-- Begin The records --

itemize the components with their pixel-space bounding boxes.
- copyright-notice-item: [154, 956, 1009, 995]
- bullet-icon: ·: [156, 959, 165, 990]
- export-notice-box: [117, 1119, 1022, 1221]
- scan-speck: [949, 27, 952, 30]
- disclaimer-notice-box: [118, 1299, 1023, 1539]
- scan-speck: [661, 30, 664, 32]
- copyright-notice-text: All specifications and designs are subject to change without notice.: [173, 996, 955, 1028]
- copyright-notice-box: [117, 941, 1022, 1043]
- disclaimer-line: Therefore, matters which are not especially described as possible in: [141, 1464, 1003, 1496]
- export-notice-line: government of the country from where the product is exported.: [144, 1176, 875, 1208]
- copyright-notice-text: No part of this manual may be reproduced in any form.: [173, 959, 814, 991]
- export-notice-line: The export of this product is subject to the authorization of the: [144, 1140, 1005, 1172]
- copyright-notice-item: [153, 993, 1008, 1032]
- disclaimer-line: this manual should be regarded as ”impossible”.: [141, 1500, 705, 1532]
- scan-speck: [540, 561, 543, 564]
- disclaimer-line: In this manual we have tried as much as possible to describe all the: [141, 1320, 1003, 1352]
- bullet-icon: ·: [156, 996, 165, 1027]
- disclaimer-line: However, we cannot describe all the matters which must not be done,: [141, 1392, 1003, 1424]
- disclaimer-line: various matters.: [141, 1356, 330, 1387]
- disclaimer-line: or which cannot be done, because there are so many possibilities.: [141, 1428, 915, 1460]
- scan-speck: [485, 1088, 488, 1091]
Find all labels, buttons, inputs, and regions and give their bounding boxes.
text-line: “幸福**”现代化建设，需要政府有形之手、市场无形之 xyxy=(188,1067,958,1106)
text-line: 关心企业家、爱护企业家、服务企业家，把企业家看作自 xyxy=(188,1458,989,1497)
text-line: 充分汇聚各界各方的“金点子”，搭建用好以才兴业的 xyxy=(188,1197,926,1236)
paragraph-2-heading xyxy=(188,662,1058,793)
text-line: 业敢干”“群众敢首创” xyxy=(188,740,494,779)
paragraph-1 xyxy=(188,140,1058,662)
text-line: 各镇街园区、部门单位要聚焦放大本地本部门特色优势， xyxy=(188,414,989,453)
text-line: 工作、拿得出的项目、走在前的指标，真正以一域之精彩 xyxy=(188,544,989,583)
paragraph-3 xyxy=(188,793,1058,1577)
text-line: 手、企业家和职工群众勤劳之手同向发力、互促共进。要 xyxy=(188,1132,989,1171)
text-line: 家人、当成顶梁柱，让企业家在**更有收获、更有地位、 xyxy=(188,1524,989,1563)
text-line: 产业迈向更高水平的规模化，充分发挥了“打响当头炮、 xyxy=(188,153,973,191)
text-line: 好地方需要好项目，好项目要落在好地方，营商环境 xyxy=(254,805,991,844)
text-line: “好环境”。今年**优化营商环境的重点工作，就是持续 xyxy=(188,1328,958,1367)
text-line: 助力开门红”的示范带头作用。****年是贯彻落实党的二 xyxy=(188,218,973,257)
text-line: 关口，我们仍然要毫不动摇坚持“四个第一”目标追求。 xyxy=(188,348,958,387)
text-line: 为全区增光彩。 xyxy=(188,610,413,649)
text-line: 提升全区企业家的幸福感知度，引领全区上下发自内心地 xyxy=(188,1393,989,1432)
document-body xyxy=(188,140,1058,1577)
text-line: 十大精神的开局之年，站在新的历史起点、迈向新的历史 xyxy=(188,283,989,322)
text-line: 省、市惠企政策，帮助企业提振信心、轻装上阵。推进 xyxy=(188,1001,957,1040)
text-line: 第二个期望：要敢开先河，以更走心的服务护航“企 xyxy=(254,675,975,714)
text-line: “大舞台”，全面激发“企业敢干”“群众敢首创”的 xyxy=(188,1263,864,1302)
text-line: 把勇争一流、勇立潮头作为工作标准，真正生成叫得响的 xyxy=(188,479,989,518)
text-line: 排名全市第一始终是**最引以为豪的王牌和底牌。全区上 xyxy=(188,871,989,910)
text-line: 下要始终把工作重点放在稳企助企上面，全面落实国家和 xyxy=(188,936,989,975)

-- End The records --

**What you need to do**
Reproduce every entry above line for line, with no changes to any character.

**Solved problem**
itemize the components with their pixel-space bounding boxes.
- copyright-notice-item: [154, 956, 1009, 995]
- bullet-icon: ·: [156, 959, 165, 990]
- export-notice-box: [117, 1119, 1022, 1221]
- scan-speck: [949, 27, 952, 30]
- disclaimer-notice-box: [118, 1299, 1023, 1539]
- scan-speck: [661, 30, 664, 32]
- copyright-notice-text: All specifications and designs are subject to change without notice.: [173, 996, 955, 1028]
- copyright-notice-box: [117, 941, 1022, 1043]
- disclaimer-line: Therefore, matters which are not especially described as possible in: [141, 1464, 1003, 1496]
- export-notice-line: government of the country from where the product is exported.: [144, 1176, 875, 1208]
- copyright-notice-text: No part of this manual may be reproduced in any form.: [173, 959, 814, 991]
- export-notice-line: The export of this product is subject to the authorization of the: [144, 1140, 1005, 1172]
- copyright-notice-item: [153, 993, 1008, 1032]
- disclaimer-line: this manual should be regarded as ”impossible”.: [141, 1500, 705, 1532]
- scan-speck: [540, 561, 543, 564]
- disclaimer-line: In this manual we have tried as much as possible to describe all the: [141, 1320, 1003, 1352]
- bullet-icon: ·: [156, 996, 165, 1027]
- disclaimer-line: However, we cannot describe all the matters which must not be done,: [141, 1392, 1003, 1424]
- disclaimer-line: various matters.: [141, 1356, 330, 1387]
- disclaimer-line: or which cannot be done, because there are so many possibilities.: [141, 1428, 915, 1460]
- scan-speck: [485, 1088, 488, 1091]
Find all labels, buttons, inputs, and regions and give their bounding boxes.
text-line: “幸福**”现代化建设，需要政府有形之手、市场无形之 xyxy=(188,1067,958,1106)
text-line: 关心企业家、爱护企业家、服务企业家，把企业家看作自 xyxy=(188,1458,989,1497)
text-line: 充分汇聚各界各方的“金点子”，搭建用好以才兴业的 xyxy=(188,1197,926,1236)
paragraph-2-heading xyxy=(188,662,1058,793)
text-line: 业敢干”“群众敢首创” xyxy=(188,740,494,779)
paragraph-1 xyxy=(188,140,1058,662)
text-line: 各镇街园区、部门单位要聚焦放大本地本部门特色优势， xyxy=(188,414,989,453)
text-line: 工作、拿得出的项目、走在前的指标，真正以一域之精彩 xyxy=(188,544,989,583)
paragraph-3 xyxy=(188,793,1058,1577)
text-line: 手、企业家和职工群众勤劳之手同向发力、互促共进。要 xyxy=(188,1132,989,1171)
text-line: 家人、当成顶梁柱，让企业家在**更有收获、更有地位、 xyxy=(188,1524,989,1563)
text-line: 产业迈向更高水平的规模化，充分发挥了“打响当头炮、 xyxy=(188,153,973,191)
text-line: 好地方需要好项目，好项目要落在好地方，营商环境 xyxy=(254,805,991,844)
text-line: “好环境”。今年**优化营商环境的重点工作，就是持续 xyxy=(188,1328,958,1367)
text-line: 助力开门红”的示范带头作用。****年是贯彻落实党的二 xyxy=(188,218,973,257)
text-line: 关口，我们仍然要毫不动摇坚持“四个第一”目标追求。 xyxy=(188,348,958,387)
text-line: 为全区增光彩。 xyxy=(188,610,413,649)
text-line: 提升全区企业家的幸福感知度，引领全区上下发自内心地 xyxy=(188,1393,989,1432)
document-body xyxy=(188,140,1058,1577)
text-line: 十大精神的开局之年，站在新的历史起点、迈向新的历史 xyxy=(188,283,989,322)
text-line: 省、市惠企政策，帮助企业提振信心、轻装上阵。推进 xyxy=(188,1001,957,1040)
text-line: 第二个期望：要敢开先河，以更走心的服务护航“企 xyxy=(254,675,975,714)
text-line: “大舞台”，全面激发“企业敢干”“群众敢首创”的 xyxy=(188,1263,864,1302)
text-line: 把勇争一流、勇立潮头作为工作标准，真正生成叫得响的 xyxy=(188,479,989,518)
text-line: 排名全市第一始终是**最引以为豪的王牌和底牌。全区上 xyxy=(188,871,989,910)
text-line: 下要始终把工作重点放在稳企助企上面，全面落实国家和 xyxy=(188,936,989,975)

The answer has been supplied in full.